Records
- - - - - - -

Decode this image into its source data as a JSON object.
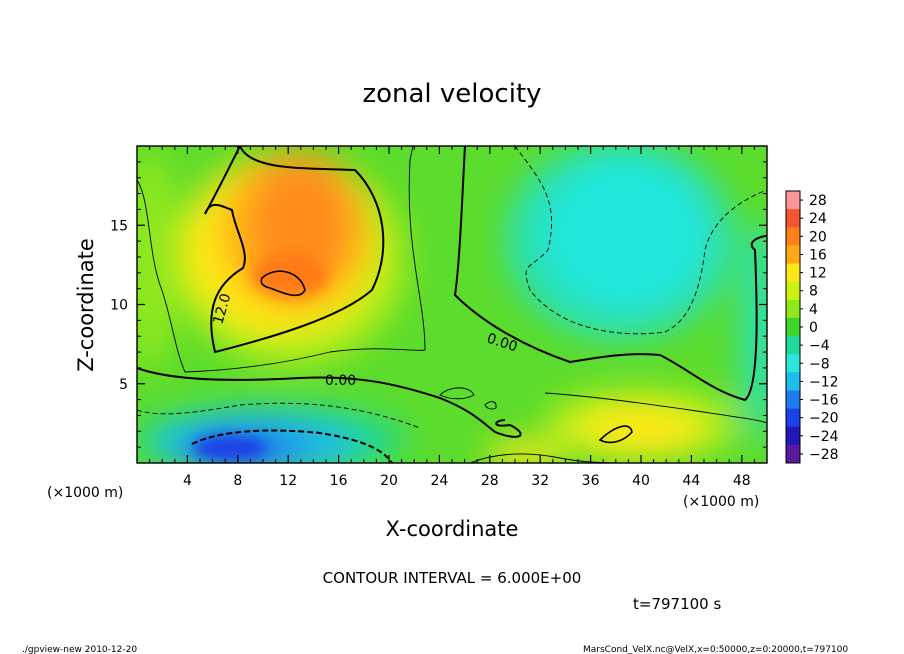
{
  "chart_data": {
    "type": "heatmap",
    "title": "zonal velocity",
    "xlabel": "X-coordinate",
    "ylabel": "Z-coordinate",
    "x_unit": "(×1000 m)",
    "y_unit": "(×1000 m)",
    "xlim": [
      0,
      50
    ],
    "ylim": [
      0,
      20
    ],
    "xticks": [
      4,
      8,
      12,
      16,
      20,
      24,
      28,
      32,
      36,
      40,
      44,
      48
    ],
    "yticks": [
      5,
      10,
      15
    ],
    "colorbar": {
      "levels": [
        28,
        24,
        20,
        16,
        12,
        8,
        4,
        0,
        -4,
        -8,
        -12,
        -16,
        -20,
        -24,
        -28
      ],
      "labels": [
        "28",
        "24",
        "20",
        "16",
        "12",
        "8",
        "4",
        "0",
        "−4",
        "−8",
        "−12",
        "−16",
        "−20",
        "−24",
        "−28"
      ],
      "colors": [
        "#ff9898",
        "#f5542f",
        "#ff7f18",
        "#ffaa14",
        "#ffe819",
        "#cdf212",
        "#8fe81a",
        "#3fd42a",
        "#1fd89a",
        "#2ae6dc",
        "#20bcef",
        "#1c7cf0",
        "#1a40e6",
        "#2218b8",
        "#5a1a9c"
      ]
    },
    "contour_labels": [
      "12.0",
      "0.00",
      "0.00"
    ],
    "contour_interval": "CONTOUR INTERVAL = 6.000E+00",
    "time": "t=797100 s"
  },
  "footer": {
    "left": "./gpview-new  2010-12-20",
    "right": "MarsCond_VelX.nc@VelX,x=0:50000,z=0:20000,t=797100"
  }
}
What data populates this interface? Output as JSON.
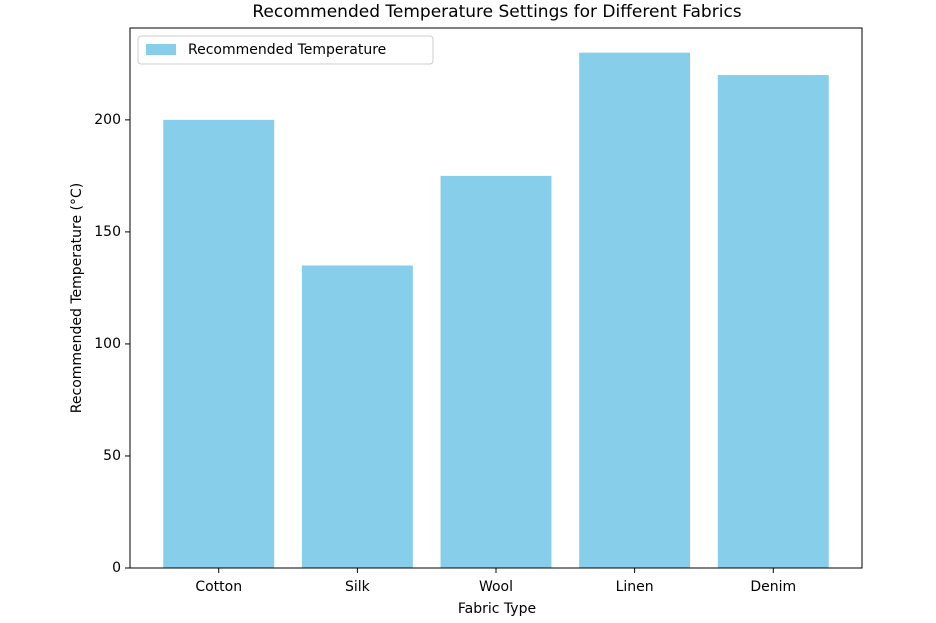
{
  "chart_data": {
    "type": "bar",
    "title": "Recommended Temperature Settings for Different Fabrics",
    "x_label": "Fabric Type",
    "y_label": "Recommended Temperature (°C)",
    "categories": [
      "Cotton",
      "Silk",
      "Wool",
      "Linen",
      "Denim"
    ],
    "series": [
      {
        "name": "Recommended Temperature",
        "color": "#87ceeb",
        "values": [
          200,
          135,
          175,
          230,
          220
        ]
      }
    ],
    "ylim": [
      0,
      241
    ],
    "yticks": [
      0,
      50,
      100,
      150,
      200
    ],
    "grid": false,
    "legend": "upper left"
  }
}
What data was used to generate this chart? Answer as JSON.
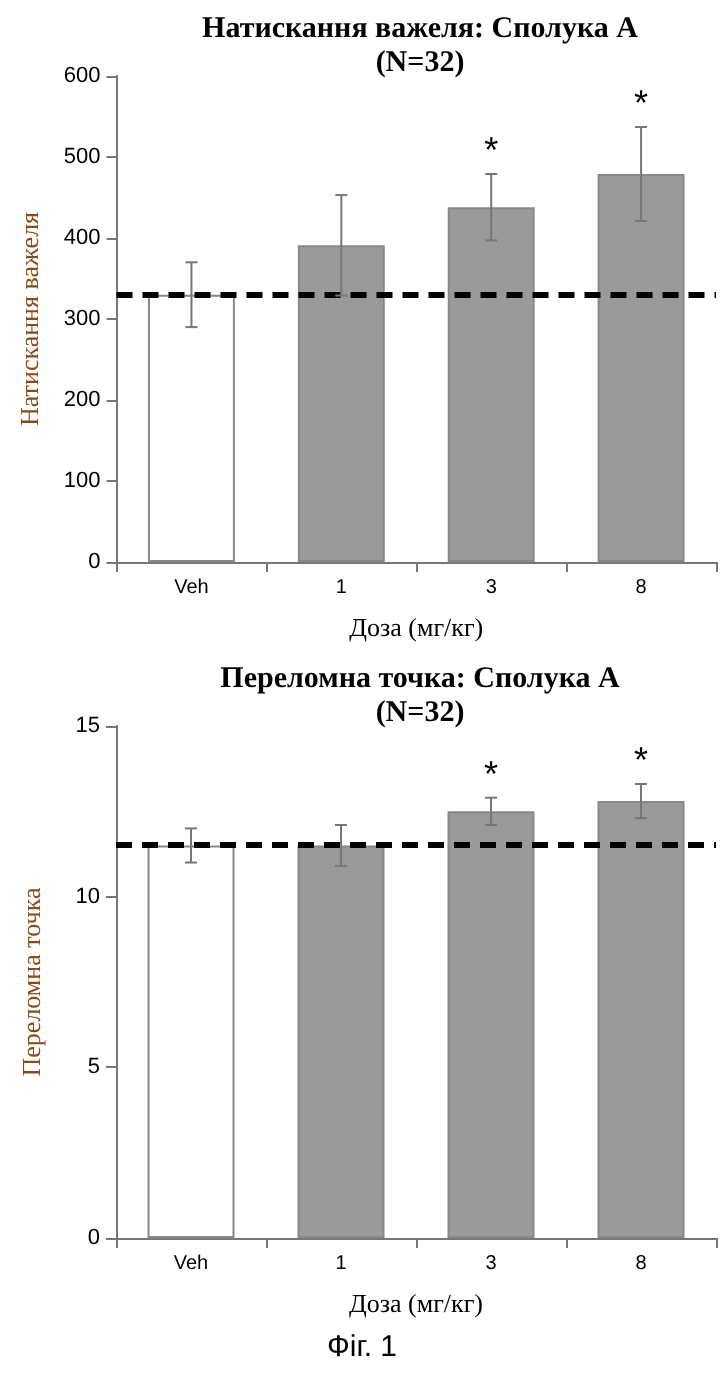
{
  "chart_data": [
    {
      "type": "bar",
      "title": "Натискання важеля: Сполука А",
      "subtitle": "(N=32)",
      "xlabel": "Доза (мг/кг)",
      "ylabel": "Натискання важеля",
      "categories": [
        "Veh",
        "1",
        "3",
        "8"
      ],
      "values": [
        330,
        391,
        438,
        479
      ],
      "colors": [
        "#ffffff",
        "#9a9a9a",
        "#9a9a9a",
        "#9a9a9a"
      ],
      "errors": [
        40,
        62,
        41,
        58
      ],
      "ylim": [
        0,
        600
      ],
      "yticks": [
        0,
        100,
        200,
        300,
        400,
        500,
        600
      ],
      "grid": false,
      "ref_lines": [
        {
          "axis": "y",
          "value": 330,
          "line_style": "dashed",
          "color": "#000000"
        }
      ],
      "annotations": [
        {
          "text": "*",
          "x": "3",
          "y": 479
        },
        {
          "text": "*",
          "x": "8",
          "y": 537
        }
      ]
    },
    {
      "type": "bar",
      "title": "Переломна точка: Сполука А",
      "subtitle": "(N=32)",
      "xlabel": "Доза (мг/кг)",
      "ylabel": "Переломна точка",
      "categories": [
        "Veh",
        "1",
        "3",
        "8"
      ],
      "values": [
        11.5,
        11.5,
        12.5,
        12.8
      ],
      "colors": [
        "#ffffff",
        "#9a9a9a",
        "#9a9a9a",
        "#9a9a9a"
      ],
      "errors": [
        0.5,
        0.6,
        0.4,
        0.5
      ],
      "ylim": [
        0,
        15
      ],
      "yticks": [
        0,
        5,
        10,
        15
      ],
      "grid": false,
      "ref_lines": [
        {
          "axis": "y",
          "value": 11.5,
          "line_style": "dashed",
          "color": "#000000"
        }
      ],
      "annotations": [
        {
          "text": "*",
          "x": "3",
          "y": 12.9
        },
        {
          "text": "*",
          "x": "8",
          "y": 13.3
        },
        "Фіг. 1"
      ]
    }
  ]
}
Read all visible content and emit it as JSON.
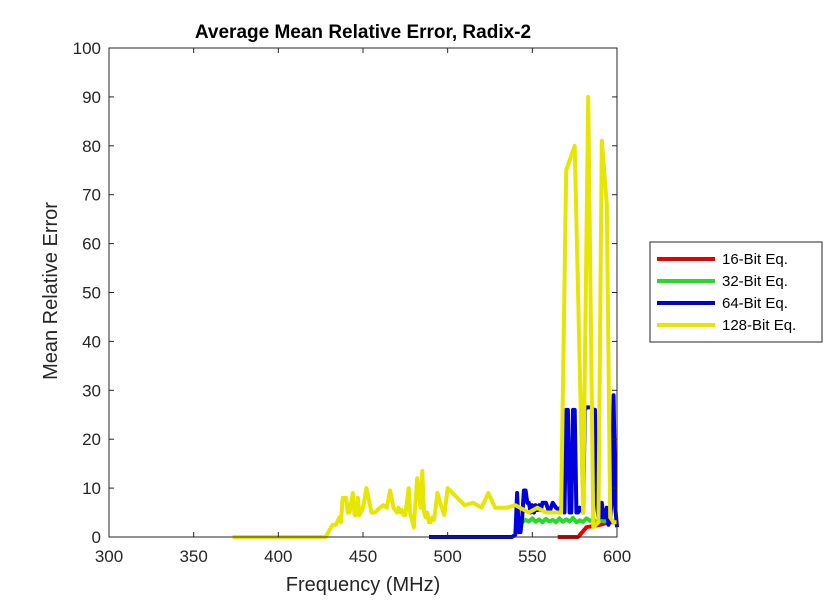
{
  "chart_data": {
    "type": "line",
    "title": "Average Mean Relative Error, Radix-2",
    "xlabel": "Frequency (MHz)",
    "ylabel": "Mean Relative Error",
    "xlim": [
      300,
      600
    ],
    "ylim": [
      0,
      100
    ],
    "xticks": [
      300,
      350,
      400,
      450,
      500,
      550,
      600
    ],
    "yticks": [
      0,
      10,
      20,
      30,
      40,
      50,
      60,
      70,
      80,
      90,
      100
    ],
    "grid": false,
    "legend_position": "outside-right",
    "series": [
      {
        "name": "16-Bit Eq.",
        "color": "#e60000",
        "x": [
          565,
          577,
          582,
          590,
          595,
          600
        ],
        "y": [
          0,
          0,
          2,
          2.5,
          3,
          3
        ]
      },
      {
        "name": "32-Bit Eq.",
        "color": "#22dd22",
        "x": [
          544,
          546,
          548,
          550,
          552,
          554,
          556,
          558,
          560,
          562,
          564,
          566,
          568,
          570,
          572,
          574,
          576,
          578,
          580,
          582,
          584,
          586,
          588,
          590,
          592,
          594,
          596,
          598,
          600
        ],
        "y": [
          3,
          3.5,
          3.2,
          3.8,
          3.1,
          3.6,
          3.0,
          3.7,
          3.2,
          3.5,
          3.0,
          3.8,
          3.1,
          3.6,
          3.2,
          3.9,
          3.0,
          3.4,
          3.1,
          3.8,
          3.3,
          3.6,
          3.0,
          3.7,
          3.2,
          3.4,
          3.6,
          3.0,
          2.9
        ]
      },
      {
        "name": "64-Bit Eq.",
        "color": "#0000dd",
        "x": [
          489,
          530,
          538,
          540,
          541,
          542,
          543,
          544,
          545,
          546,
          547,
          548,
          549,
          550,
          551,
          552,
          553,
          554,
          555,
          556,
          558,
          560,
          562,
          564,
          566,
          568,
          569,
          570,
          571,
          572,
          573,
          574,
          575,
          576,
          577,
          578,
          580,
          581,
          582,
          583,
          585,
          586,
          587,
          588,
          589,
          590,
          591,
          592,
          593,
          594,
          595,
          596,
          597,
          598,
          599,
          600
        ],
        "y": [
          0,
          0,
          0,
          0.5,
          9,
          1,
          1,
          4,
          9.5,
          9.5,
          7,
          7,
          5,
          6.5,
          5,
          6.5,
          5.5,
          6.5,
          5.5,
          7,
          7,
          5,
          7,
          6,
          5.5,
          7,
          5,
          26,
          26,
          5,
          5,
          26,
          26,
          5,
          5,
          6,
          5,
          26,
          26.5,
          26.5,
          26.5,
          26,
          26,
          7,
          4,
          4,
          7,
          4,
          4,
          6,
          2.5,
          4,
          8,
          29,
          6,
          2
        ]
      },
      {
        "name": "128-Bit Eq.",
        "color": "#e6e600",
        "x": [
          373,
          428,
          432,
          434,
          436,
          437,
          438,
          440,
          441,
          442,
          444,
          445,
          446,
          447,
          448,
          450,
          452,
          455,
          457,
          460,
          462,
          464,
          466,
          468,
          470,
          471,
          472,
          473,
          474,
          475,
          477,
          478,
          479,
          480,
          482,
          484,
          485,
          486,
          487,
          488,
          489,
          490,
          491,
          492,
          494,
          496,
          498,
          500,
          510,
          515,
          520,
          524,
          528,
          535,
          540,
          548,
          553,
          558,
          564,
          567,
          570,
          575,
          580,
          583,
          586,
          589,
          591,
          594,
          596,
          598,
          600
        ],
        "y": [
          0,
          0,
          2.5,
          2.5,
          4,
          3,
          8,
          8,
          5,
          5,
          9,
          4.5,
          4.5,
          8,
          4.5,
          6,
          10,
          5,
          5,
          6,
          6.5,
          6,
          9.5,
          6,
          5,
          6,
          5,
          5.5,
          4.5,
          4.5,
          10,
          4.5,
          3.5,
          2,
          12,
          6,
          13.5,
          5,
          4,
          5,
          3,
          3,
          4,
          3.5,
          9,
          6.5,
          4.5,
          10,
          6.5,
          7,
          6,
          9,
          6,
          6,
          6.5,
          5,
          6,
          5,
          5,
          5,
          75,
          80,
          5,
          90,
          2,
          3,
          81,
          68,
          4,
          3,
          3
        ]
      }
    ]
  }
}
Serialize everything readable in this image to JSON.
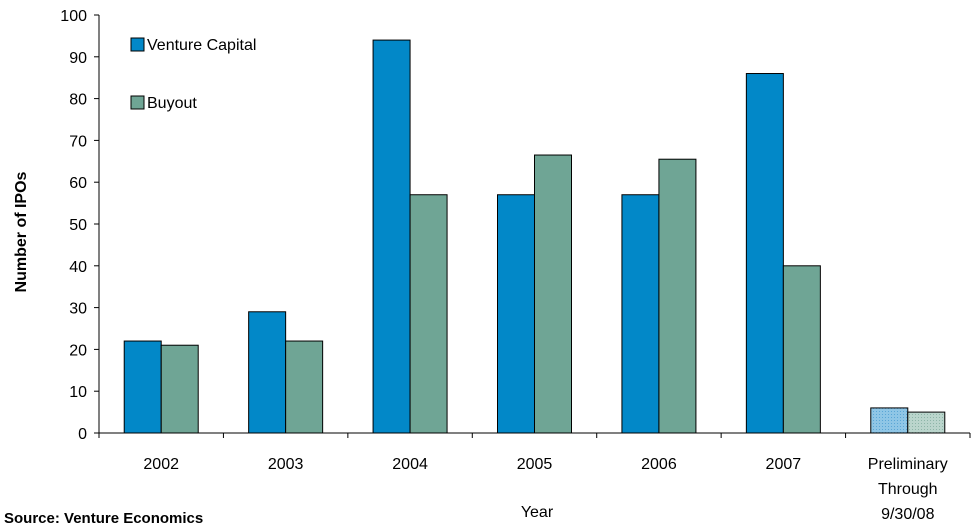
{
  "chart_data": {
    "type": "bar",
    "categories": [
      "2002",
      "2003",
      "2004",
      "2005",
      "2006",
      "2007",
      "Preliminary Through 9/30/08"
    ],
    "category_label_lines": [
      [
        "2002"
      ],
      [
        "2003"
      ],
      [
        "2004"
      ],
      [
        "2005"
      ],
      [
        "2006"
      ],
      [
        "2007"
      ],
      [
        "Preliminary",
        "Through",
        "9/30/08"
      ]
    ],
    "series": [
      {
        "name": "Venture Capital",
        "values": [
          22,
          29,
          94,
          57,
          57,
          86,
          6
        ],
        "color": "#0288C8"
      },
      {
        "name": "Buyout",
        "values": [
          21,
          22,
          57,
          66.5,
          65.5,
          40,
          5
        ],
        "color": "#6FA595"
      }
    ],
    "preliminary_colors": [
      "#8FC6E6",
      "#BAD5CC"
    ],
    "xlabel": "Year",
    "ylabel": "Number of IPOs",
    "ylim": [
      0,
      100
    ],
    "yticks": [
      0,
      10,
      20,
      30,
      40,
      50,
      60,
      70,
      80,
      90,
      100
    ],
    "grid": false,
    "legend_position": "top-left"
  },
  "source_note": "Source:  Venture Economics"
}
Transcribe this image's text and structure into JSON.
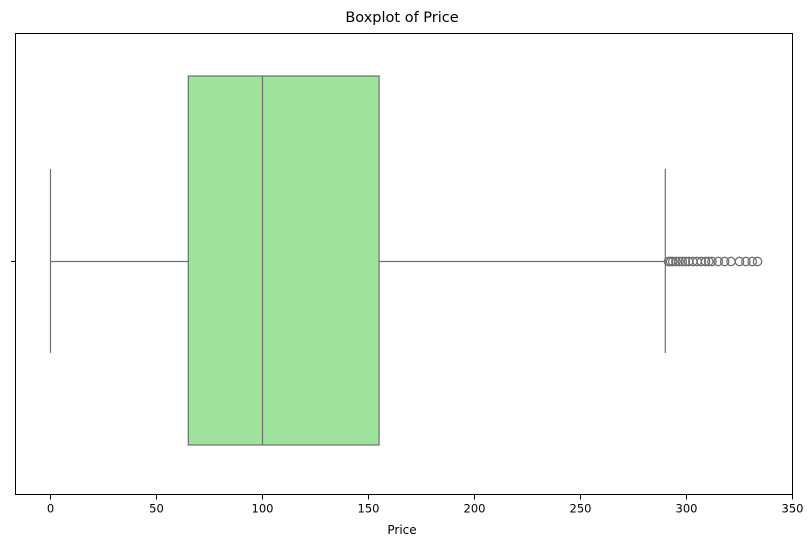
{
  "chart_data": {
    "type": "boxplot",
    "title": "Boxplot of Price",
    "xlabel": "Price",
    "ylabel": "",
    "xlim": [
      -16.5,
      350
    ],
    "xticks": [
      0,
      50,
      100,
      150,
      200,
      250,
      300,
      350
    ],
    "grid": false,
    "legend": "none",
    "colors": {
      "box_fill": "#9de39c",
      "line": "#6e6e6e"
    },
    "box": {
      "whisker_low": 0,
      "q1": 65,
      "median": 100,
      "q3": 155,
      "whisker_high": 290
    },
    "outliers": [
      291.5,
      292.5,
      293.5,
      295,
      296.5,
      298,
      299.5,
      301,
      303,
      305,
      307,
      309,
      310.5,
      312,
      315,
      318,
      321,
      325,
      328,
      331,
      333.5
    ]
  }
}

- - - - - - -

:: What is required ::
Find the number of lines in which the word "Venture" occurs, and write nothing but that number.

:: Exercise response ::
2